CHALLENGE:
Collect every line that includes the string "name".

(Data items)
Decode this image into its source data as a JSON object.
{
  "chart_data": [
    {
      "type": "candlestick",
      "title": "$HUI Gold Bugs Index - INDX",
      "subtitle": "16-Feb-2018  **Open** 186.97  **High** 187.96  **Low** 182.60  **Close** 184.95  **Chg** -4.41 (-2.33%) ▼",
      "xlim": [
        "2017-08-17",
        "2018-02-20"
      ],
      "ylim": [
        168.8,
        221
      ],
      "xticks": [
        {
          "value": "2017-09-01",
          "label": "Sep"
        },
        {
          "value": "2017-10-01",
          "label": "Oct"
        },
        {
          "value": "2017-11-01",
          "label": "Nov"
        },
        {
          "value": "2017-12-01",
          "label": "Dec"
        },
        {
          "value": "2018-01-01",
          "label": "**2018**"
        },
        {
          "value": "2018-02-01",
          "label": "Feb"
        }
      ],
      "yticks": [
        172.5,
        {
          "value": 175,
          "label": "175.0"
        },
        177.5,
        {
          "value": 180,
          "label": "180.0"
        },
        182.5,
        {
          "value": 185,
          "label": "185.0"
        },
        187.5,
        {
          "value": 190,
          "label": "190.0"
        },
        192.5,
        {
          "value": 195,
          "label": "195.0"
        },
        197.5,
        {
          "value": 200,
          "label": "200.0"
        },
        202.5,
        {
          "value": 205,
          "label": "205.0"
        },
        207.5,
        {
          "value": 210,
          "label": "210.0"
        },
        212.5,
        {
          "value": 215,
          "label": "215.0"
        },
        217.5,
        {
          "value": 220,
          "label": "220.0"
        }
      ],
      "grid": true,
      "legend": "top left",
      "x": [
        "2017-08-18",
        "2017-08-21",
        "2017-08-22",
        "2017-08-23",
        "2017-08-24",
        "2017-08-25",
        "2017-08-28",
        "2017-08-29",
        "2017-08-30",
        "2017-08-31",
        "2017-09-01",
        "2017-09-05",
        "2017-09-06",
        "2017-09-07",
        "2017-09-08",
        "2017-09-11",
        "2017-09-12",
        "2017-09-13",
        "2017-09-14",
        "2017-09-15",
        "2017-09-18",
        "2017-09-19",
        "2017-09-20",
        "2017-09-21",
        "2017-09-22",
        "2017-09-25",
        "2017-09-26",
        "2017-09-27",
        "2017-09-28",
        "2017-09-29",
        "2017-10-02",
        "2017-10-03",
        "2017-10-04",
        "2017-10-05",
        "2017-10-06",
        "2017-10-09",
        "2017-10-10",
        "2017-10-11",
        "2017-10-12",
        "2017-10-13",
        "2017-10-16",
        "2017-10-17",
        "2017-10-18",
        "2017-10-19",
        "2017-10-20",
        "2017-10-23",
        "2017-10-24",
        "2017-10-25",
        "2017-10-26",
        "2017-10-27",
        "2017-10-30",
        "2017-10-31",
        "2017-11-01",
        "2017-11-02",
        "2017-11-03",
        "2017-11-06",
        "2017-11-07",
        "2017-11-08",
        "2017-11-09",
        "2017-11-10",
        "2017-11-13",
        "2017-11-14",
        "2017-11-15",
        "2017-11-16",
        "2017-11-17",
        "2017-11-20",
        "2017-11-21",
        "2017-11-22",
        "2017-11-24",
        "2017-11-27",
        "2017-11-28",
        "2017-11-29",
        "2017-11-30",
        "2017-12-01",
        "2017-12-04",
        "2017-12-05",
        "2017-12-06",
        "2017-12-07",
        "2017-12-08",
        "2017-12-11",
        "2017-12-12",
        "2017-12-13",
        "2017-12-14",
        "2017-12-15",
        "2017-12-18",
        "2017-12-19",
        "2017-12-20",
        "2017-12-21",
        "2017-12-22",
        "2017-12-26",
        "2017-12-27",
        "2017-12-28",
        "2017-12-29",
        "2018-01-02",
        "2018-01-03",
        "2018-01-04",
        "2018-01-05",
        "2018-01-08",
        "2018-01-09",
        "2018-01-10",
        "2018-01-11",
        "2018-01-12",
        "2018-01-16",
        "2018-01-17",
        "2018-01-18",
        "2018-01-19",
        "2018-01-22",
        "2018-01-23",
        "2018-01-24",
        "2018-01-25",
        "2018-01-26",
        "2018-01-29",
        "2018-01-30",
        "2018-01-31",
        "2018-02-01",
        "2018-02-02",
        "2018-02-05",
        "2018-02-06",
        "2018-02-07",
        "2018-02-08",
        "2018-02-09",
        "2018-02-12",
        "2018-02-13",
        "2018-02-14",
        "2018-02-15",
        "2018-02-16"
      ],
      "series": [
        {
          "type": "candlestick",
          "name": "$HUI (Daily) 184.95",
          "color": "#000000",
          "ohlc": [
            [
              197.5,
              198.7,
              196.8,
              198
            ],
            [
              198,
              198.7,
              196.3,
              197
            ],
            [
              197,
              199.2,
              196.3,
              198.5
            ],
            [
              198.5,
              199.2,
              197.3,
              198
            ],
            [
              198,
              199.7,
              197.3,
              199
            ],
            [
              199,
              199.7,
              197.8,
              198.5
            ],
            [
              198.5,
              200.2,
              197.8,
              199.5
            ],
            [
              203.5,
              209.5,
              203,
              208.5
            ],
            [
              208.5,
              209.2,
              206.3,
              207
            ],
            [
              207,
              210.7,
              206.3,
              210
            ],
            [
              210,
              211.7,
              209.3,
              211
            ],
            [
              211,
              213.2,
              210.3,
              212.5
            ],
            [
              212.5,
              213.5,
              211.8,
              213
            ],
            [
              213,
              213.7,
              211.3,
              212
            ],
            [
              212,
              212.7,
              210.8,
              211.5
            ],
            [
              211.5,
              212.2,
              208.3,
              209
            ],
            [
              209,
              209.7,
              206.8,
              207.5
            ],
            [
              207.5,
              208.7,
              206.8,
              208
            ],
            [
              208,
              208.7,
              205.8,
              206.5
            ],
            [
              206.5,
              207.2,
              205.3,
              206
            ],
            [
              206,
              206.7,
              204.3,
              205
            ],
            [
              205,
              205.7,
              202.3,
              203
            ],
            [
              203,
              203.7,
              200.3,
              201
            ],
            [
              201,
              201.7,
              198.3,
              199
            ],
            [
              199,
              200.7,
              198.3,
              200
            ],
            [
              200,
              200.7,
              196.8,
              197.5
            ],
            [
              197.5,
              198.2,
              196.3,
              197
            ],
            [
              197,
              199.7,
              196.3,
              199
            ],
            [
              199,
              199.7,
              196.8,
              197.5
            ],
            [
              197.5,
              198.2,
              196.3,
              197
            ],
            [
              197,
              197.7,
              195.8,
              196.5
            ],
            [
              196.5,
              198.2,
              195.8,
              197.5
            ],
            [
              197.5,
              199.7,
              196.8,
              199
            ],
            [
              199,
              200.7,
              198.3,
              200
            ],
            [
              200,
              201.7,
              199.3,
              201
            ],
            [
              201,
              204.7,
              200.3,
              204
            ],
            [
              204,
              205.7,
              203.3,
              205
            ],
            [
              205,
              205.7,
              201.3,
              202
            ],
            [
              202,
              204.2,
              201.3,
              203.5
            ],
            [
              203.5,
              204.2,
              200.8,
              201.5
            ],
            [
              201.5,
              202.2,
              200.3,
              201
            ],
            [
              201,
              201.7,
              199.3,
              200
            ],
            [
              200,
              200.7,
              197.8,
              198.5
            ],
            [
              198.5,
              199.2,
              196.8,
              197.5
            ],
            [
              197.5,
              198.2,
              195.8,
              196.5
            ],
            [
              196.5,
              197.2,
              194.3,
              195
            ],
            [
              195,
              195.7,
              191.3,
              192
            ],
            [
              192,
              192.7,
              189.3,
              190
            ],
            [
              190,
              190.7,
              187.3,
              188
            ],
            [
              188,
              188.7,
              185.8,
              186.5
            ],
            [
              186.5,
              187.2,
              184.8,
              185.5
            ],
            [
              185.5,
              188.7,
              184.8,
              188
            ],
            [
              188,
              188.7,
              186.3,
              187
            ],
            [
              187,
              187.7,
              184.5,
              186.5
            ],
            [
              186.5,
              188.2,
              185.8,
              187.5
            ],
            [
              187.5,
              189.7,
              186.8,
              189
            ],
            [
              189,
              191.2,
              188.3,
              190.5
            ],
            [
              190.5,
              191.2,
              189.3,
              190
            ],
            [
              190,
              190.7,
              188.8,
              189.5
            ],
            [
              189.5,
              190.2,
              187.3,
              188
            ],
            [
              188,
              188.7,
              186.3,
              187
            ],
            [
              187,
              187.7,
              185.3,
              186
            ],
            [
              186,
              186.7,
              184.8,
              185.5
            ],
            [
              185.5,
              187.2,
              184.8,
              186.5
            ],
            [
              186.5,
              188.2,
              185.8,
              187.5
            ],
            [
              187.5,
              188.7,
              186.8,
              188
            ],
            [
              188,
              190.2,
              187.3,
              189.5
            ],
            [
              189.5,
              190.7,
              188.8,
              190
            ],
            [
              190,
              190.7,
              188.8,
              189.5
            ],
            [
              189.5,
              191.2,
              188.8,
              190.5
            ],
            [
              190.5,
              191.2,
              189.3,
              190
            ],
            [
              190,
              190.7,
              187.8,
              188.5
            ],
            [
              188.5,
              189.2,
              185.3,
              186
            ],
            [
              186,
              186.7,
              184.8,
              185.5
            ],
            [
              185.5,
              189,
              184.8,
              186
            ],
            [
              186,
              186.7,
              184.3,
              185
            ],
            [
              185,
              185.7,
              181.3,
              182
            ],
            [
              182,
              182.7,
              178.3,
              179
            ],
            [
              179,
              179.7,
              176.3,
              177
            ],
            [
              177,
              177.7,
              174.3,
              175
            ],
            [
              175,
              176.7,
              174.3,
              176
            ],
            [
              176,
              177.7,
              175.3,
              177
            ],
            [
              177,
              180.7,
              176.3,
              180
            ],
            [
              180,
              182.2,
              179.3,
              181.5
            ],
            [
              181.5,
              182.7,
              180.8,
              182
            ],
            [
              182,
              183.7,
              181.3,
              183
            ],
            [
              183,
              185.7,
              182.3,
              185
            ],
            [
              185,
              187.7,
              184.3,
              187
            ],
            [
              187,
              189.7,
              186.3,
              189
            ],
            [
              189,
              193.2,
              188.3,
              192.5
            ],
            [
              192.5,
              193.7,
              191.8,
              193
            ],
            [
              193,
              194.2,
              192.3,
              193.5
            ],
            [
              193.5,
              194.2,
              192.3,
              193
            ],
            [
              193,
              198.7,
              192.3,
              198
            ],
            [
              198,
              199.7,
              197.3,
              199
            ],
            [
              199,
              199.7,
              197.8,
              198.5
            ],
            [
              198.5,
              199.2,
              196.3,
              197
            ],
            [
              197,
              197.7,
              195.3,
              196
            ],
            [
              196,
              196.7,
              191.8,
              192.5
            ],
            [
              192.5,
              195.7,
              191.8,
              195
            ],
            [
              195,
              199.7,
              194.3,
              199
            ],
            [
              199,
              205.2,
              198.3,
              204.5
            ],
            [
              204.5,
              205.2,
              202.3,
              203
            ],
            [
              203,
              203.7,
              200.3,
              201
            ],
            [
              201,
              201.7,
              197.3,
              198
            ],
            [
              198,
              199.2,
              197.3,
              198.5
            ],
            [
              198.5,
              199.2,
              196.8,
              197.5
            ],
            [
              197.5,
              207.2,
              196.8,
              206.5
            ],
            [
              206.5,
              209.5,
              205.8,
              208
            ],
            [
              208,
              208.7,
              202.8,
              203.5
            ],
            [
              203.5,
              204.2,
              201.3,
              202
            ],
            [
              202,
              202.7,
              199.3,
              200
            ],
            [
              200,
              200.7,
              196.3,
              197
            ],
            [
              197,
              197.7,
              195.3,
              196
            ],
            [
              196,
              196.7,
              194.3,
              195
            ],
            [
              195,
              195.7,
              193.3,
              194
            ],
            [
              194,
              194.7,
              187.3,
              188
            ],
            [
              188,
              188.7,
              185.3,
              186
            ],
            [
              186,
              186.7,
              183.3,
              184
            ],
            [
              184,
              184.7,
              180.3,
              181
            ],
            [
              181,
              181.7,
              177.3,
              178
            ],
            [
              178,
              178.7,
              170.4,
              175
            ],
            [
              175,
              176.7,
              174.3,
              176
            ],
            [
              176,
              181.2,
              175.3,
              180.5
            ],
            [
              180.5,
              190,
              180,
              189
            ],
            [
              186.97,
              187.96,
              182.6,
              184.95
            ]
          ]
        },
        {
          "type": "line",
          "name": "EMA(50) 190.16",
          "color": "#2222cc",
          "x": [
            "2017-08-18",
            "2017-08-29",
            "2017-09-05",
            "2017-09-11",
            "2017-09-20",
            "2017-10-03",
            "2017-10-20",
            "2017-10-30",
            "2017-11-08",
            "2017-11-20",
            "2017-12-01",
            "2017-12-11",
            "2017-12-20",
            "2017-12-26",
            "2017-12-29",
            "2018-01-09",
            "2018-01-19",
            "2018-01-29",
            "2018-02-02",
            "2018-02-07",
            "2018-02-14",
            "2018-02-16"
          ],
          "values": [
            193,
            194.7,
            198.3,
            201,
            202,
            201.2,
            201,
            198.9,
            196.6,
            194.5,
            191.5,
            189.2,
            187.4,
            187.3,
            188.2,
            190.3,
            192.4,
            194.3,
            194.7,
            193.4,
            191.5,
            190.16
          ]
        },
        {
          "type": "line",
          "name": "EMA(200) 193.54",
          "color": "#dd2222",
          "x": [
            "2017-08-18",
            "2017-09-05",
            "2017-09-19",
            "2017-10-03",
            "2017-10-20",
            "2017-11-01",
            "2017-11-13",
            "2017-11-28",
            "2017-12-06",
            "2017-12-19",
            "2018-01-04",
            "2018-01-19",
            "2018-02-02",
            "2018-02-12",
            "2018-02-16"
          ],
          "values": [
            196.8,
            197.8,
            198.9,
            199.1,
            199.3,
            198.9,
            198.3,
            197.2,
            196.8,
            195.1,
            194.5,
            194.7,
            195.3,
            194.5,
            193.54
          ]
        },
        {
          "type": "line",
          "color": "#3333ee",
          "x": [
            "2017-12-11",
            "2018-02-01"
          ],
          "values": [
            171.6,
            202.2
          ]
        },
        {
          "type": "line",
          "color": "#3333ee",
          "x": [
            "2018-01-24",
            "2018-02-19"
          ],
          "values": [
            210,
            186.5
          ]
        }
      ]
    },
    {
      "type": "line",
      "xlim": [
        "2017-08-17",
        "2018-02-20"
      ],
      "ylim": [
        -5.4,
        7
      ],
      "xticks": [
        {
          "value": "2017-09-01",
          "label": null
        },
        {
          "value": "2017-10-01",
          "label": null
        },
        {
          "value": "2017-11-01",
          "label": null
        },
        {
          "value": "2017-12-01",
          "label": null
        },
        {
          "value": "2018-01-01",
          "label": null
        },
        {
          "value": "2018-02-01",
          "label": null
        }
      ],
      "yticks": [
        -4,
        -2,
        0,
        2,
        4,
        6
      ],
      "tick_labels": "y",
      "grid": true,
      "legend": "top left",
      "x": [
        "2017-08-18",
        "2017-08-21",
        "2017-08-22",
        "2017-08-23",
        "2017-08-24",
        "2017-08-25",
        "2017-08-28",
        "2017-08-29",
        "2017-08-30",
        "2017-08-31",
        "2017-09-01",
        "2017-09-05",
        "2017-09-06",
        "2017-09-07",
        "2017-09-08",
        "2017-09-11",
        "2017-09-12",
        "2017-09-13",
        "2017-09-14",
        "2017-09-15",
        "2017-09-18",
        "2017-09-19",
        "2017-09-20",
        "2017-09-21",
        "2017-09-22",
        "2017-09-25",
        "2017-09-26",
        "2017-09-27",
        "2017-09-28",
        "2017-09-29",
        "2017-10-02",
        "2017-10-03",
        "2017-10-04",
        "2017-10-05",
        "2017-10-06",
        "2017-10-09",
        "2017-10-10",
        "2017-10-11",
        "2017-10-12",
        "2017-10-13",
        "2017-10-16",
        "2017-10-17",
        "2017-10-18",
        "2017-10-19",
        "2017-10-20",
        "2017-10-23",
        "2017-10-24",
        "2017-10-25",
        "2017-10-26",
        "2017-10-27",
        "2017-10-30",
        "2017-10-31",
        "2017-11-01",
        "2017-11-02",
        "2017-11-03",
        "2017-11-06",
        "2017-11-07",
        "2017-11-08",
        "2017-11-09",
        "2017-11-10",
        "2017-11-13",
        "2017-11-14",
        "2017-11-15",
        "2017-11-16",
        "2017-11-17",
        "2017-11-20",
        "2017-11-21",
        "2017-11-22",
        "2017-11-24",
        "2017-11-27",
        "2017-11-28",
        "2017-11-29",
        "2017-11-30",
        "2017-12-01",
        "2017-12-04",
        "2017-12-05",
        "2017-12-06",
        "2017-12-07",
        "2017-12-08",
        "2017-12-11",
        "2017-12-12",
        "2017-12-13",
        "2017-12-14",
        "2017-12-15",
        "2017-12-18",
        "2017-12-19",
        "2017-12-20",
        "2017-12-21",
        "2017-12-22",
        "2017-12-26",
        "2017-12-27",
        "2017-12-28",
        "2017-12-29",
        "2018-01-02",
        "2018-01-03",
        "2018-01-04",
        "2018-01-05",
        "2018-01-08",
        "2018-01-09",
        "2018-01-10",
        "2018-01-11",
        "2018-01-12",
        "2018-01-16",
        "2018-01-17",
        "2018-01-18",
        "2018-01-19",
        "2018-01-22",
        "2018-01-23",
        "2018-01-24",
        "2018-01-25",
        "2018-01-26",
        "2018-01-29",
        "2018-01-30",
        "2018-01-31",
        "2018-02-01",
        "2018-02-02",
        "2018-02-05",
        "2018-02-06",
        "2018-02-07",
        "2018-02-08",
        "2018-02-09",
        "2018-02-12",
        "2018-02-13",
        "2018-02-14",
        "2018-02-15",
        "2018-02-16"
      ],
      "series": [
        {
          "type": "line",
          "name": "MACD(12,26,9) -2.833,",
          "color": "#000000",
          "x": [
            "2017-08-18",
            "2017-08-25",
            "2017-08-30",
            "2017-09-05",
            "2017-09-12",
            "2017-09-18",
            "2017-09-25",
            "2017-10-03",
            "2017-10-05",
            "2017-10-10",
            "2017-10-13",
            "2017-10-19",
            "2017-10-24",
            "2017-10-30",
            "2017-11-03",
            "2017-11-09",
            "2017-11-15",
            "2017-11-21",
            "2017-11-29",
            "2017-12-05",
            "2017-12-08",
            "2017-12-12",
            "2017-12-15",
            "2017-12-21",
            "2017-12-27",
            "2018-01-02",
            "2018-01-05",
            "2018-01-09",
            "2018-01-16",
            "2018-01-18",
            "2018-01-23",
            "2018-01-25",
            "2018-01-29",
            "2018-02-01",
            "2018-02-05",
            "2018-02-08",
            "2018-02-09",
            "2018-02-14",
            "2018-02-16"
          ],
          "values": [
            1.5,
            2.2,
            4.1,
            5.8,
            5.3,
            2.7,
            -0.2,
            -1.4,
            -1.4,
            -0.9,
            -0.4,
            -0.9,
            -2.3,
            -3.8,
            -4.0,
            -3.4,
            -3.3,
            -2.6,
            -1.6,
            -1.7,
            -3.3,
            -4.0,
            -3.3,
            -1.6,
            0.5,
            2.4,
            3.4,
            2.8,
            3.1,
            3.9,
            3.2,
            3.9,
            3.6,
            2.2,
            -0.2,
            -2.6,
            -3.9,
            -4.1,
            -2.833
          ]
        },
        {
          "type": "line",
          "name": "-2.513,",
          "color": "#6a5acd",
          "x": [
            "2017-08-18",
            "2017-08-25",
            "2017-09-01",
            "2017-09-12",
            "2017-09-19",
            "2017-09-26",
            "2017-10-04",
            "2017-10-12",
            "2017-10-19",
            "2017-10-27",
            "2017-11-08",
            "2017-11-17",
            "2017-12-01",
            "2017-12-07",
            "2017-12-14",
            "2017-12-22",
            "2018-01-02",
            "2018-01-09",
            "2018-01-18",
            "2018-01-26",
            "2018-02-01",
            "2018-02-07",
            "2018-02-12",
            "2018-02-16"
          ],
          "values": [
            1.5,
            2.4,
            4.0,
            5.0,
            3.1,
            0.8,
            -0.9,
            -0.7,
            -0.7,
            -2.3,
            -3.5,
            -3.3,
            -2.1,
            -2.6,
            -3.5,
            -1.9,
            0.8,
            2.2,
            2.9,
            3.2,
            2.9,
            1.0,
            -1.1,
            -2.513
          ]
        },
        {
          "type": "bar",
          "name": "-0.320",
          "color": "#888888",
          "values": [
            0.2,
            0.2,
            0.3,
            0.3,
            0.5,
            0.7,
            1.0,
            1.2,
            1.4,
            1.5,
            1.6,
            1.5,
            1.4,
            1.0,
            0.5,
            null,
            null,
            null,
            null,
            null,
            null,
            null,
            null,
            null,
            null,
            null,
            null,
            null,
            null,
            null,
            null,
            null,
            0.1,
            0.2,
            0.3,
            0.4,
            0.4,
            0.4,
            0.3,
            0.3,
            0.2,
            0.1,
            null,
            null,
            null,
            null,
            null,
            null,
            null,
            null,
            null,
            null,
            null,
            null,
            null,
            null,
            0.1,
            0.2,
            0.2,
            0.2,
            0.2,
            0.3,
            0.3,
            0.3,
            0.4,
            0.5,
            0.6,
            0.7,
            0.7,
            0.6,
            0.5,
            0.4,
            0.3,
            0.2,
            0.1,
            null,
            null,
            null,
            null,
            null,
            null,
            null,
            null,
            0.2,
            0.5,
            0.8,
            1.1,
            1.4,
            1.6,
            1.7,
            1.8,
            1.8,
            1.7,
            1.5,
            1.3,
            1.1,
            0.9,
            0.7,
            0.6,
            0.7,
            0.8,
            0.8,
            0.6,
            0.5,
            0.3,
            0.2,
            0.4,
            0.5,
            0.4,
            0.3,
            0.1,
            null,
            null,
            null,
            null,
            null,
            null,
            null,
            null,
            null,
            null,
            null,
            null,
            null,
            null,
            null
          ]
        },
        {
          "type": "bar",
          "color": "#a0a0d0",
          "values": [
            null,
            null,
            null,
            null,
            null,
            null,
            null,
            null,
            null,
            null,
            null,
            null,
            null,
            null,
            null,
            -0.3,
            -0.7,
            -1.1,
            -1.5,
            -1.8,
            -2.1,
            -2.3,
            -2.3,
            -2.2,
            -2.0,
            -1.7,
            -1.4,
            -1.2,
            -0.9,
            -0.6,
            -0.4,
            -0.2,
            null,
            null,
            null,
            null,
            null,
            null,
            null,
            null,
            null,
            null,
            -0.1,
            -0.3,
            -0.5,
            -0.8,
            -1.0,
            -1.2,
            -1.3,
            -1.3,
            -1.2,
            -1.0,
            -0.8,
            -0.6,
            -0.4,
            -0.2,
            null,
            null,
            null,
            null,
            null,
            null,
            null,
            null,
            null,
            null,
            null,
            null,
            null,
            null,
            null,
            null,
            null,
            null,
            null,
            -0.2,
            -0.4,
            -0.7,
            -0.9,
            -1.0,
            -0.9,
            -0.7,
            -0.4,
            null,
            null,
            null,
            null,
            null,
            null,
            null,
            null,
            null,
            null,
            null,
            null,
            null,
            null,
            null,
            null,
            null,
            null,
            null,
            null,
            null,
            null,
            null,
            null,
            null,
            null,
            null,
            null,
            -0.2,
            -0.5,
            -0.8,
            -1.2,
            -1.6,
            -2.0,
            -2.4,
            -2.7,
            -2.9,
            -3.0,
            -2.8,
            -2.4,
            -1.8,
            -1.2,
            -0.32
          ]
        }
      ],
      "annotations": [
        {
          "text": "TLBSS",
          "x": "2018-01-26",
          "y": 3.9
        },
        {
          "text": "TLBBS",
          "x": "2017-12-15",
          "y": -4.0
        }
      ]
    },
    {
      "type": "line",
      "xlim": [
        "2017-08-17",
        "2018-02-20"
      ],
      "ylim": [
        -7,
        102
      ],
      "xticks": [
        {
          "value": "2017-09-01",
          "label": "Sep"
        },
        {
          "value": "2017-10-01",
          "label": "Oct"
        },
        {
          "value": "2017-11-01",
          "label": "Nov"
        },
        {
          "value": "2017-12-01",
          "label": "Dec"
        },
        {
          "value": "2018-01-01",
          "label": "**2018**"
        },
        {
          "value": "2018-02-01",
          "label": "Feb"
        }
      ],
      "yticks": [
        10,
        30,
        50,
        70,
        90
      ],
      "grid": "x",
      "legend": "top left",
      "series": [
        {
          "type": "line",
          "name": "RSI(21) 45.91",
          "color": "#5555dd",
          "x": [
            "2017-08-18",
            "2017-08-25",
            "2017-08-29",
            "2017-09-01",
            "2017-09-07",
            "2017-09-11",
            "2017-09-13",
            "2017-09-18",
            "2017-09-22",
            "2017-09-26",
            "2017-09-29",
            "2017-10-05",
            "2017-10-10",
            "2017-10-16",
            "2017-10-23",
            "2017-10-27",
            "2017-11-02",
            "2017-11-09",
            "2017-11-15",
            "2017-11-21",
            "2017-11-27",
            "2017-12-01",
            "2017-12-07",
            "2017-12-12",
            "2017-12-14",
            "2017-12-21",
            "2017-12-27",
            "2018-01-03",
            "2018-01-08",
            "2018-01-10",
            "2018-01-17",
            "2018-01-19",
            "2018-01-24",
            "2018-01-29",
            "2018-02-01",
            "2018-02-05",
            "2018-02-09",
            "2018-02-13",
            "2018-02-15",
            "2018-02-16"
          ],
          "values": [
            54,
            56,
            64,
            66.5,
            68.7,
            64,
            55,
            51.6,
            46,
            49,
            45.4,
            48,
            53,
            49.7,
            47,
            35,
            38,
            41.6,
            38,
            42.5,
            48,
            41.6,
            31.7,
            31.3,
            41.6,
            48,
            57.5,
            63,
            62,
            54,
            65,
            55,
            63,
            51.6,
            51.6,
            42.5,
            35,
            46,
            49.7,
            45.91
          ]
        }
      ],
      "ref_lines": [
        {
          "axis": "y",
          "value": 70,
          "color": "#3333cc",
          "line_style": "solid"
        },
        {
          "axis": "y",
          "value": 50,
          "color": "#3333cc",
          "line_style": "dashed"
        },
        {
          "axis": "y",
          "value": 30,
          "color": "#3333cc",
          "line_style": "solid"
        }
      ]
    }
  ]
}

FULL ANSWER:
          "name": "$HUI (Daily) 184.95",
          "name": "EMA(50) 190.16",
          "name": "EMA(200) 193.54",
          "name": "MACD(12,26,9) -2.833,",
          "name": "-2.513,",
          "name": "-0.320",
          "name": "RSI(21) 45.91",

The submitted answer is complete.